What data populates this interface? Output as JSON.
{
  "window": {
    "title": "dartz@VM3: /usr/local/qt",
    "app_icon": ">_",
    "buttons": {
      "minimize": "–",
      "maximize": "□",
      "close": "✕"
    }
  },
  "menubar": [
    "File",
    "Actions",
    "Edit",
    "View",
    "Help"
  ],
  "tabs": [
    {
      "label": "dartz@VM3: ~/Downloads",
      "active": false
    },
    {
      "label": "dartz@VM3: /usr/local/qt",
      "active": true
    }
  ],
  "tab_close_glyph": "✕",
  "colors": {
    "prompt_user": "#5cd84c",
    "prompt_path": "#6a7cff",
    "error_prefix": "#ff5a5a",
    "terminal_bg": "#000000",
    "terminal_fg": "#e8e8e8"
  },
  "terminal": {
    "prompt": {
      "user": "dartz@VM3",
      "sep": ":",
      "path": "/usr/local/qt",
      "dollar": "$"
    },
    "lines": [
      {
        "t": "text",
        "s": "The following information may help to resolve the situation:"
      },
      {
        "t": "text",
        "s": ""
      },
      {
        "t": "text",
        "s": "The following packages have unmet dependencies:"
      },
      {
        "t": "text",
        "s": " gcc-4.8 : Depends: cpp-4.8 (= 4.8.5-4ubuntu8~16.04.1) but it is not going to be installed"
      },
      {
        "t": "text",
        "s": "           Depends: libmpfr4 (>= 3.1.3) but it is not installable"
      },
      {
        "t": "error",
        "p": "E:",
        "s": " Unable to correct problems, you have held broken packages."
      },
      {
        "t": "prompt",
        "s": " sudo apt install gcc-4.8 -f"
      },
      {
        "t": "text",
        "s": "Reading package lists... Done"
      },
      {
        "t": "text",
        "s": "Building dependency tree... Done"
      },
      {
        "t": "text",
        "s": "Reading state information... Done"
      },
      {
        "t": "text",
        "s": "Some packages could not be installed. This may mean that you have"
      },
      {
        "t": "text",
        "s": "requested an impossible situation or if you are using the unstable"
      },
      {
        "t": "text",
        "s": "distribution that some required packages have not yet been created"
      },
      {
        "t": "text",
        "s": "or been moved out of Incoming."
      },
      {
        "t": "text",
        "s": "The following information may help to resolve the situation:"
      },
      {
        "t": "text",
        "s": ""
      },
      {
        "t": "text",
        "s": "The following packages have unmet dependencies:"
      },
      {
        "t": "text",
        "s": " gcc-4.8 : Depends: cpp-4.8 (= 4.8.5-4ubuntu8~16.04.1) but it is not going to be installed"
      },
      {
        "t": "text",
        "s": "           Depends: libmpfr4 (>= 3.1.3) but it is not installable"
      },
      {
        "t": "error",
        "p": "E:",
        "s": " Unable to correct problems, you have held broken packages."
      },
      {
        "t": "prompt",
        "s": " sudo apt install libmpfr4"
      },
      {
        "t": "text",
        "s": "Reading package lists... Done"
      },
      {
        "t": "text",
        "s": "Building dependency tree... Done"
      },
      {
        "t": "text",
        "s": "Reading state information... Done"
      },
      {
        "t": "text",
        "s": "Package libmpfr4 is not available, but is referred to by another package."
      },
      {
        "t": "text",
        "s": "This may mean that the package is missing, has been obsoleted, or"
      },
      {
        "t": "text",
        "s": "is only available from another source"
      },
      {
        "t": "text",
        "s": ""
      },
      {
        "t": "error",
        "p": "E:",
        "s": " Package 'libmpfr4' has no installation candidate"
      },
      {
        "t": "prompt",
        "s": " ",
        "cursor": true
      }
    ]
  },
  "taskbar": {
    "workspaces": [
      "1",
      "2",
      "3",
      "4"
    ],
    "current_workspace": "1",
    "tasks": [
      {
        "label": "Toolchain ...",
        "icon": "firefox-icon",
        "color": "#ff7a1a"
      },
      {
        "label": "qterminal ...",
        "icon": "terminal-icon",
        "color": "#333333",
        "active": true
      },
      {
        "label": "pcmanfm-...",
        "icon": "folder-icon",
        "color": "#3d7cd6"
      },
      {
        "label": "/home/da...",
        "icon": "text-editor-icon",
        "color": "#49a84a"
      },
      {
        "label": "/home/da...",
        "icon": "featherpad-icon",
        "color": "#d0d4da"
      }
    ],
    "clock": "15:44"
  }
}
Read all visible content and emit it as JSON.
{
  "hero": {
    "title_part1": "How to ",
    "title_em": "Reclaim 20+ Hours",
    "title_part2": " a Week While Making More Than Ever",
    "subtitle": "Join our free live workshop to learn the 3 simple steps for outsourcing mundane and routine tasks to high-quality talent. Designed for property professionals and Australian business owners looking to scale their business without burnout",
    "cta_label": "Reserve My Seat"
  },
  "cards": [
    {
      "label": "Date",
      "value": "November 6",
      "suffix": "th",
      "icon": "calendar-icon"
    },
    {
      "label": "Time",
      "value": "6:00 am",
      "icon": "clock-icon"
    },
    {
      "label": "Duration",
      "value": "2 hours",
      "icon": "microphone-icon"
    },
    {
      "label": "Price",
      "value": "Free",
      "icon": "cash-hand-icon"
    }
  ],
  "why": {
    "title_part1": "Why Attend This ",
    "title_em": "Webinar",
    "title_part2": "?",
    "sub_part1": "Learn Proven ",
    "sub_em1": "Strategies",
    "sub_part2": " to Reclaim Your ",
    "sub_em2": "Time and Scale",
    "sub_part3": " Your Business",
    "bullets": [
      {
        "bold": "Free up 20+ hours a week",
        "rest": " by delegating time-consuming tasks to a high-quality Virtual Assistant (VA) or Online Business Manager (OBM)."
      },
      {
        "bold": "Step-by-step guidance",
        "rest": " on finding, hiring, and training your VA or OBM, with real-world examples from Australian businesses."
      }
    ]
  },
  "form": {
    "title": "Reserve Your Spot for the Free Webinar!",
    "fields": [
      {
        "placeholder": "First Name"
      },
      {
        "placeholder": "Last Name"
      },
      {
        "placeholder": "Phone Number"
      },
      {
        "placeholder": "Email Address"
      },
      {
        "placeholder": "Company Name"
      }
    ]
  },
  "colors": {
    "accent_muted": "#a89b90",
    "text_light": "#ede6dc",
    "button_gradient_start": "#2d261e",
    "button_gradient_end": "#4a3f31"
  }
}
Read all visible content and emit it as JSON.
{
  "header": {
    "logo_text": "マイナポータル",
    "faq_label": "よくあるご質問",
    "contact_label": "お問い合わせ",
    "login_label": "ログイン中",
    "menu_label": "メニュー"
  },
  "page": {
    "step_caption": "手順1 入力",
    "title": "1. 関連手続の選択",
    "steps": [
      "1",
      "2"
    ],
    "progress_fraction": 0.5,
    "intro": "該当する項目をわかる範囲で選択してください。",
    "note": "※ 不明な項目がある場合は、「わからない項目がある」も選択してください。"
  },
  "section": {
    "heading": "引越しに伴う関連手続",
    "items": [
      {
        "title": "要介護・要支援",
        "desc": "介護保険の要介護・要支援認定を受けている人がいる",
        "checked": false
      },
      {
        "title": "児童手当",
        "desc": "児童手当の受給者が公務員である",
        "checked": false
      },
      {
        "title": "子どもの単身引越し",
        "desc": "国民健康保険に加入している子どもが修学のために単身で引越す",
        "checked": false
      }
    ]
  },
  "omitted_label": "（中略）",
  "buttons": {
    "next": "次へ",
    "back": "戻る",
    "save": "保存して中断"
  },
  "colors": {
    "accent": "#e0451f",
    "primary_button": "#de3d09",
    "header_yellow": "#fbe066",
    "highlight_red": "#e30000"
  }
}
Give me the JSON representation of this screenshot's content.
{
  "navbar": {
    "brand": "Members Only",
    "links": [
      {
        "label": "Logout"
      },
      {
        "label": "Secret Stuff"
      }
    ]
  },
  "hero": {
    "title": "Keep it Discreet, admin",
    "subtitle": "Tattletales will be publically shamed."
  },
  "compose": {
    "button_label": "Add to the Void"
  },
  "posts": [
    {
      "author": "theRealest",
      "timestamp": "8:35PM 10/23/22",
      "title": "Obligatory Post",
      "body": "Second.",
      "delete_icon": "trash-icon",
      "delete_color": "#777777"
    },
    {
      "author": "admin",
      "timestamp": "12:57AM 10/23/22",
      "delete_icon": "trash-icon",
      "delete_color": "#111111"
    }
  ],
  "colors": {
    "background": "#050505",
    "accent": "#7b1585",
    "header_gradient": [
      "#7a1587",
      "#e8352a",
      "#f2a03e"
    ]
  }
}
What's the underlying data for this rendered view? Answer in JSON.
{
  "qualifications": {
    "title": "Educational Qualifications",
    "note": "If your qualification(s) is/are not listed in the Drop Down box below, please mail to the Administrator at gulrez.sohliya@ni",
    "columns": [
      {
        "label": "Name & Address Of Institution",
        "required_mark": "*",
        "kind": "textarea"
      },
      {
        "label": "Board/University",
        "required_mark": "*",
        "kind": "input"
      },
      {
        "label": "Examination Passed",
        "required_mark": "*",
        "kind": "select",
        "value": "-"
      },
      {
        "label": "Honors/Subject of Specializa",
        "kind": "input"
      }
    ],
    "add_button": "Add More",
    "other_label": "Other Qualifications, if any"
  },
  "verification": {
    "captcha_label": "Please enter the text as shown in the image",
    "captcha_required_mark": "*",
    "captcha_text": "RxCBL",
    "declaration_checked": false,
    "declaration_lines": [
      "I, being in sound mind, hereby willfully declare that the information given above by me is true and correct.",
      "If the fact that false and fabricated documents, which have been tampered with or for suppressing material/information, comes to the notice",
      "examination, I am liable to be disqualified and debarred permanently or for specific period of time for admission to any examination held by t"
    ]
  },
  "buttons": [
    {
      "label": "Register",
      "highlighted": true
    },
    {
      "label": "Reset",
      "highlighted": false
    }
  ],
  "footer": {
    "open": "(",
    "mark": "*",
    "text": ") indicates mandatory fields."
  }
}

════

_Exercise_.
List the lines of the entries that include "fields".

_Expected answer_.
    "fields": [
    "text": ") indicates mandatory fields."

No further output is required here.